Stored records:
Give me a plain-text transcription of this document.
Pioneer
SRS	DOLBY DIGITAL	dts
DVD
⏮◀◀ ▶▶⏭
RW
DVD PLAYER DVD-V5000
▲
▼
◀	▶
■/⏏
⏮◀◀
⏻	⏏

What is expected: Repeat all the records. Match each line exactly.

Expected answer:
Give me a plain-text transcription of this document.
Pioneer
SRS	DOLBY DIGITAL	dts
DVD
⏮◀◀ ▶▶⏭
RW
DVD PLAYER DVD-V5000
▲
▼
◀	▶
■/⏏
⏮◀◀
⏻	⏏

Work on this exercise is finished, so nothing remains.